◆ **THE TASK**: All records must be quoted exactly. Omit the pictures.

◆ **PROVIDED MATERIAL**:
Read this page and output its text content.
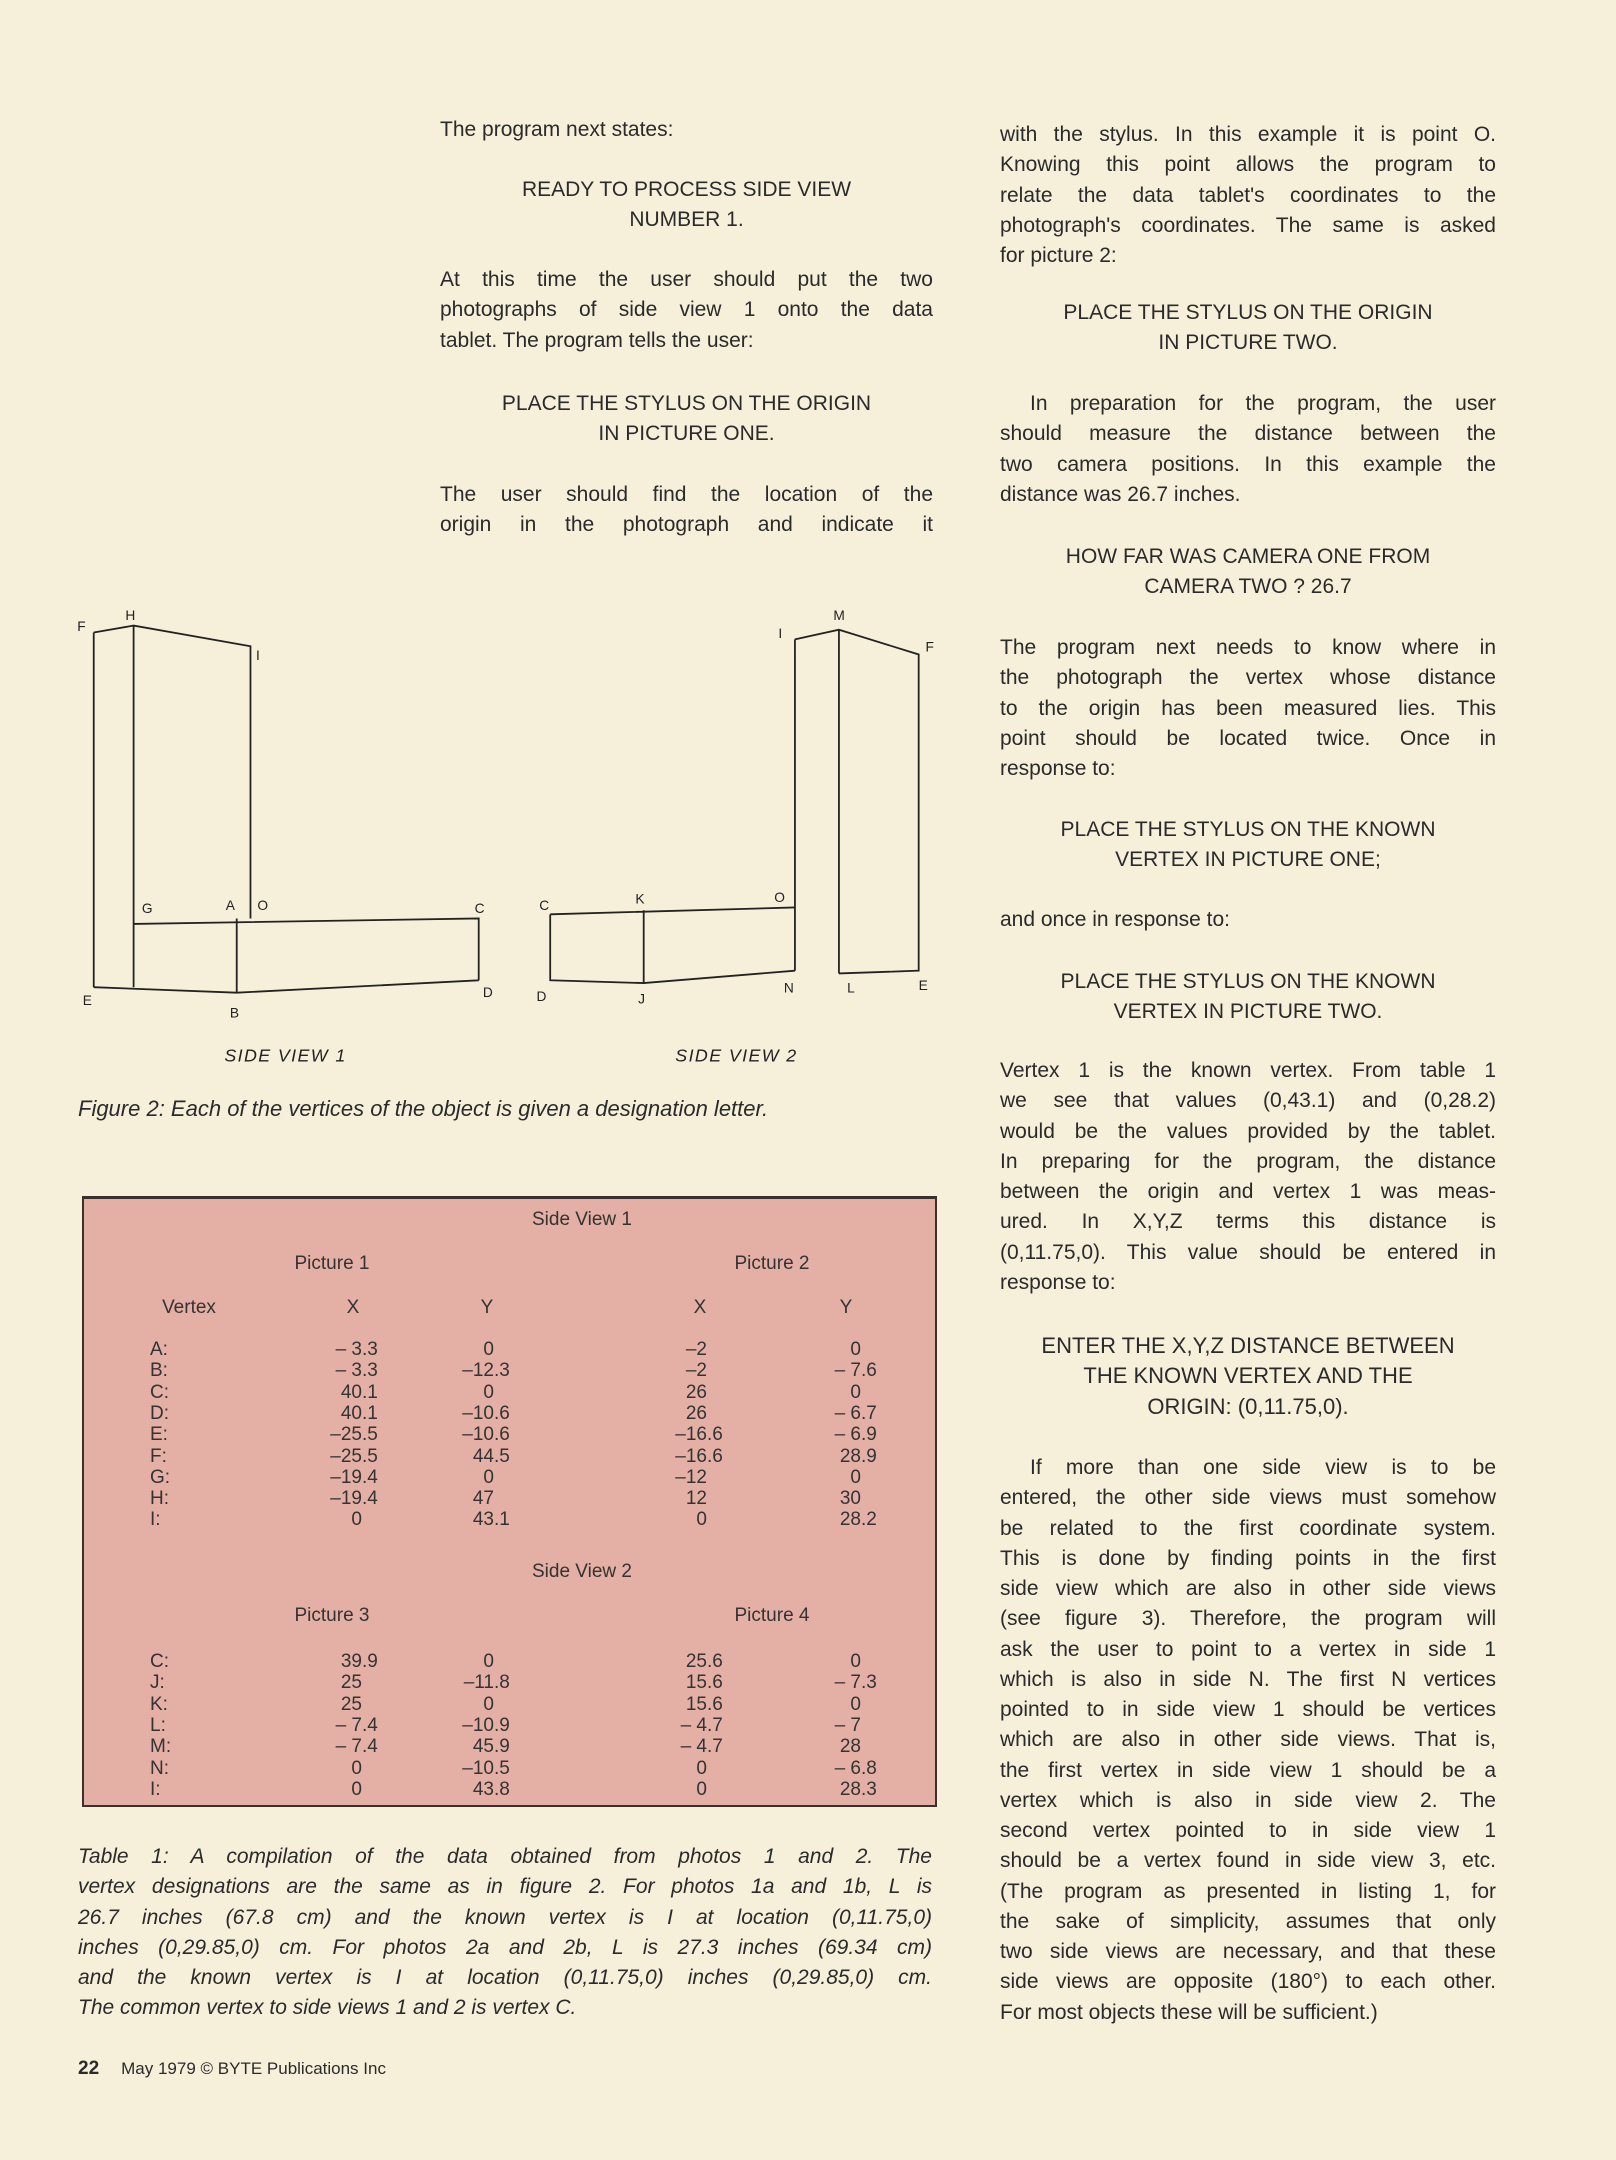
The program next states:
READY TO PROCESS SIDE VIEW
NUMBER 1.
At this time the user should put the two
photographs of side view 1 onto the data
tablet. The program tells the user:
PLACE THE STYLUS ON THE ORIGIN
IN PICTURE ONE.
The user should find the location of the
origin in the photograph and indicate it
with the stylus. In this example it is point O.
Knowing this point allows the program to
relate the data tablet's coordinates to the
photograph's coordinates. The same is asked
for picture 2:
PLACE THE STYLUS ON THE ORIGIN
IN PICTURE TWO.
In preparation for the program, the user
should measure the distance between the
two camera positions. In this example the
distance was 26.7 inches.
HOW FAR WAS CAMERA ONE FROM
CAMERA TWO ? 26.7
The program next needs to know where in
the photograph the vertex whose distance
to the origin has been measured lies. This
point should be located twice. Once in
response to:
PLACE THE STYLUS ON THE KNOWN
VERTEX IN PICTURE ONE;
and once in response to:
PLACE THE STYLUS ON THE KNOWN
VERTEX IN PICTURE TWO.
Vertex 1 is the known vertex. From table 1
we see that values (0,43.1) and (0,28.2)
would be the values provided by the tablet.
In preparing for the program, the distance
between the origin and vertex 1 was meas-
ured. In X,Y,Z terms this distance is
(0,11.75,0). This value should be entered in
response to:
ENTER THE X,Y,Z DISTANCE BETWEEN
THE KNOWN VERTEX AND THE
ORIGIN: (0,11.75,0).
If more than one side view is to be
entered, the other side views must somehow
be related to the first coordinate system.
This is done by finding points in the first
side view which are also in other side views
(see figure 3). Therefore, the program will
ask the user to point to a vertex in side 1
which is also in side N. The first N vertices
pointed to in side view 1 should be vertices
which are also in other side views. That is,
the first vertex in side view 1 should be a
vertex which is also in side view 2. The
second vertex pointed to in side view 1
should be a vertex found in side view 3, etc.
(The program as presented in listing 1, for
the sake of simplicity, assumes that only
two side views are necessary, and that these
side views are opposite (180°) to each other.
For most objects these will be sufficient.)
F
H
I
G	A O	C
E
B
D
SIDE VIEW 1
I
M
F
C	K	O
D	J
N	L	E
SIDE VIEW 2
Figure 2: Each of the vertices of the object is given a designation letter.
Vertex	X	Y	X	Y
Side View 1
Picture 1	Picture 2
A:	– 3.3	0	–2	0
B:	– 3.3	–12.3	–2	– 7.6
C:	40.1	0	26	0
D:	40.1	–10.6	26	– 6.7
E:	–25.5	–10.6	–16.6	– 6.9
F:	–25.5	44.5	–16.6	28.9
G:	–19.4	0	–12	0
H:	–19.4	47	12	30
I:	0	43.1	0	28.2
Side View 2
Picture 3	Picture 4
C:	39.9	0	25.6	0
J:	25	–11.8	15.6	– 7.3
K:	25	0	15.6	0
L:	– 7.4	–10.9	– 4.7	– 7
M:	– 7.4	45.9	– 4.7	28
N:	0	–10.5	0	– 6.8
I:	0	43.8	0	28.3
Table 1: A compilation of the data obtained from photos 1 and 2. The
vertex designations are the same as in figure 2. For photos 1a and 1b, L is
26.7 inches (67.8 cm) and the known vertex is I at location (0,11.75,0)
inches (0,29.85,0) cm. For photos 2a and 2b, L is 27.3 inches (69.34 cm)
and the known vertex is I at location (0,11.75,0) inches (0,29.85,0) cm.
The common vertex to side views 1 and 2 is vertex C.
22 May 1979 © BYTE Publications Inc
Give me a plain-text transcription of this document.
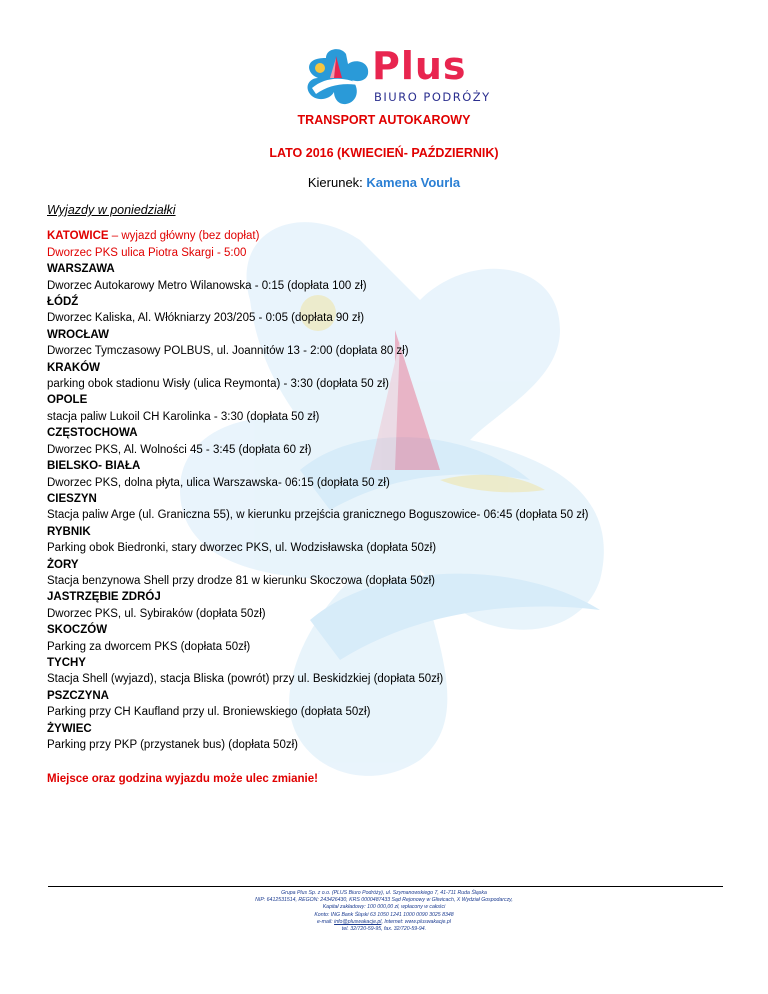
Plus
BIURO PODRÓŻY
TRANSPORT AUTOKAROWY
LATO 2016 (KWIECIEŃ- PAŹDZIERNIK)
Kierunek: Kamena Vourla
Wyjazdy w poniedziałki
KATOWICE – wyjazd główny (bez dopłat)
Dworzec PKS ulica Piotra Skargi - 5:00
WARSZAWA
Dworzec Autokarowy Metro Wilanowska - 0:15 (dopłata 100 zł)
ŁÓDŹ
Dworzec Kaliska, Al. Włókniarzy 203/205 - 0:05 (dopłata 90 zł)
WROCŁAW
Dworzec Tymczasowy POLBUS, ul. Joannitów 13 - 2:00 (dopłata 80 zł)
KRAKÓW
parking obok stadionu Wisły (ulica Reymonta) - 3:30 (dopłata 50 zł)
OPOLE
stacja paliw Lukoil CH Karolinka - 3:30 (dopłata 50 zł)
CZĘSTOCHOWA
Dworzec PKS, Al. Wolności 45 - 3:45 (dopłata 60 zł)
BIELSKO- BIAŁA
Dworzec PKS, dolna płyta, ulica Warszawska- 06:15 (dopłata 50 zł)
CIESZYN
Stacja paliw Arge (ul. Graniczna 55), w kierunku przejścia granicznego Boguszowice- 06:45 (dopłata 50 zł)
RYBNIK
Parking obok Biedronki, stary dworzec PKS, ul. Wodzisławska (dopłata 50zł)
ŻORY
Stacja benzynowa Shell przy drodze 81 w kierunku Skoczowa (dopłata 50zł)
JASTRZĘBIE ZDRÓJ
Dworzec PKS, ul. Sybiraków (dopłata 50zł)
SKOCZÓW
Parking za dworcem PKS (dopłata 50zł)
TYCHY
Stacja Shell (wyjazd), stacja Bliska (powrót) przy ul. Beskidzkiej (dopłata 50zł)
PSZCZYNA
Parking przy CH Kaufland przy ul. Broniewskiego (dopłata 50zł)
ŻYWIEC
Parking przy PKP (przystanek bus) (dopłata 50zł)
Miejsce oraz godzina wyjazdu może ulec zmianie!
Grupa Plus Sp. z o.o. (PLUS Biuro Podróży), ul. Szymanowskiego 7, 41-711 Ruda Śląska
NIP: 6412531514, REGON: 243426430, KRS 0000487433 Sąd Rejonowy w Gliwicach, X Wydział Gospodarczy,
Kapitał zakładowy: 100 000,00 zł, wpłacony w całości
Konto: ING Bank Śląski 63 1050 1241 1000 0090 3025 8348
e-mail: info@pluswakacje.pl, Internet: www.pluswakacje.pl
tel. 32/720-59-95, fax. 32/720-59-94.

◆ **TASK OUTPUT**:
Read this page and output its text content.
The program next states:
READY TO PROCESS SIDE VIEW
NUMBER 1.
At this time the user should put the two
photographs of side view 1 onto the data
tablet. The program tells the user:
PLACE THE STYLUS ON THE ORIGIN
IN PICTURE ONE.
The user should find the location of the
origin in the photograph and indicate it
with the stylus. In this example it is point O.
Knowing this point allows the program to
relate the data tablet's coordinates to the
photograph's coordinates. The same is asked
for picture 2:
PLACE THE STYLUS ON THE ORIGIN
IN PICTURE TWO.
In preparation for the program, the user
should measure the distance between the
two camera positions. In this example the
distance was 26.7 inches.
HOW FAR WAS CAMERA ONE FROM
CAMERA TWO ? 26.7
The program next needs to know where in
the photograph the vertex whose distance
to the origin has been measured lies. This
point should be located twice. Once in
response to:
PLACE THE STYLUS ON THE KNOWN
VERTEX IN PICTURE ONE;
and once in response to:
PLACE THE STYLUS ON THE KNOWN
VERTEX IN PICTURE TWO.
Vertex 1 is the known vertex. From table 1
we see that values (0,43.1) and (0,28.2)
would be the values provided by the tablet.
In preparing for the program, the distance
between the origin and vertex 1 was meas-
ured. In X,Y,Z terms this distance is
(0,11.75,0). This value should be entered in
response to:
ENTER THE X,Y,Z DISTANCE BETWEEN
THE KNOWN VERTEX AND THE
ORIGIN: (0,11.75,0).
If more than one side view is to be
entered, the other side views must somehow
be related to the first coordinate system.
This is done by finding points in the first
side view which are also in other side views
(see figure 3). Therefore, the program will
ask the user to point to a vertex in side 1
which is also in side N. The first N vertices
pointed to in side view 1 should be vertices
which are also in other side views. That is,
the first vertex in side view 1 should be a
vertex which is also in side view 2. The
second vertex pointed to in side view 1
should be a vertex found in side view 3, etc.
(The program as presented in listing 1, for
the sake of simplicity, assumes that only
two side views are necessary, and that these
side views are opposite (180°) to each other.
For most objects these will be sufficient.)
F
H
I
G	A O	C
E
B
D
SIDE VIEW 1
I
M
F
C	K	O
D	J
N	L	E
SIDE VIEW 2
Figure 2: Each of the vertices of the object is given a designation letter.
Vertex	X	Y	X	Y
Side View 1
Picture 1	Picture 2
A:	– 3.3	0	–2	0
B:	– 3.3	–12.3	–2	– 7.6
C:	40.1	0	26	0
D:	40.1	–10.6	26	– 6.7
E:	–25.5	–10.6	–16.6	– 6.9
F:	–25.5	44.5	–16.6	28.9
G:	–19.4	0	–12	0
H:	–19.4	47	12	30
I:	0	43.1	0	28.2
Side View 2
Picture 3	Picture 4
C:	39.9	0	25.6	0
J:	25	–11.8	15.6	– 7.3
K:	25	0	15.6	0
L:	– 7.4	–10.9	– 4.7	– 7
M:	– 7.4	45.9	– 4.7	28
N:	0	–10.5	0	– 6.8
I:	0	43.8	0	28.3
Table 1: A compilation of the data obtained from photos 1 and 2. The
vertex designations are the same as in figure 2. For photos 1a and 1b, L is
26.7 inches (67.8 cm) and the known vertex is I at location (0,11.75,0)
inches (0,29.85,0) cm. For photos 2a and 2b, L is 27.3 inches (69.34 cm)
and the known vertex is I at location (0,11.75,0) inches (0,29.85,0) cm.
The common vertex to side views 1 and 2 is vertex C.
22 May 1979 © BYTE Publications Inc
Give me a plain-text transcription of this document.
Plus
BIURO PODRÓŻY
TRANSPORT AUTOKAROWY
LATO 2016 (KWIECIEŃ- PAŹDZIERNIK)
Kierunek: Kamena Vourla
Wyjazdy w poniedziałki
KATOWICE – wyjazd główny (bez dopłat)
Dworzec PKS ulica Piotra Skargi - 5:00
WARSZAWA
Dworzec Autokarowy Metro Wilanowska - 0:15 (dopłata 100 zł)
ŁÓDŹ
Dworzec Kaliska, Al. Włókniarzy 203/205 - 0:05 (dopłata 90 zł)
WROCŁAW
Dworzec Tymczasowy POLBUS, ul. Joannitów 13 - 2:00 (dopłata 80 zł)
KRAKÓW
parking obok stadionu Wisły (ulica Reymonta) - 3:30 (dopłata 50 zł)
OPOLE
stacja paliw Lukoil CH Karolinka - 3:30 (dopłata 50 zł)
CZĘSTOCHOWA
Dworzec PKS, Al. Wolności 45 - 3:45 (dopłata 60 zł)
BIELSKO- BIAŁA
Dworzec PKS, dolna płyta, ulica Warszawska- 06:15 (dopłata 50 zł)
CIESZYN
Stacja paliw Arge (ul. Graniczna 55), w kierunku przejścia granicznego Boguszowice- 06:45 (dopłata 50 zł)
RYBNIK
Parking obok Biedronki, stary dworzec PKS, ul. Wodzisławska (dopłata 50zł)
ŻORY
Stacja benzynowa Shell przy drodze 81 w kierunku Skoczowa (dopłata 50zł)
JASTRZĘBIE ZDRÓJ
Dworzec PKS, ul. Sybiraków (dopłata 50zł)
SKOCZÓW
Parking za dworcem PKS (dopłata 50zł)
TYCHY
Stacja Shell (wyjazd), stacja Bliska (powrót) przy ul. Beskidzkiej (dopłata 50zł)
PSZCZYNA
Parking przy CH Kaufland przy ul. Broniewskiego (dopłata 50zł)
ŻYWIEC
Parking przy PKP (przystanek bus) (dopłata 50zł)
Miejsce oraz godzina wyjazdu może ulec zmianie!
Grupa Plus Sp. z o.o. (PLUS Biuro Podróży), ul. Szymanowskiego 7, 41-711 Ruda Śląska
NIP: 6412531514, REGON: 243426430, KRS 0000487433 Sąd Rejonowy w Gliwicach, X Wydział Gospodarczy,
Kapitał zakładowy: 100 000,00 zł, wpłacony w całości
Konto: ING Bank Śląski 63 1050 1241 1000 0090 3025 8348
e-mail: info@pluswakacje.pl, Internet: www.pluswakacje.pl
tel. 32/720-59-95, fax. 32/720-59-94.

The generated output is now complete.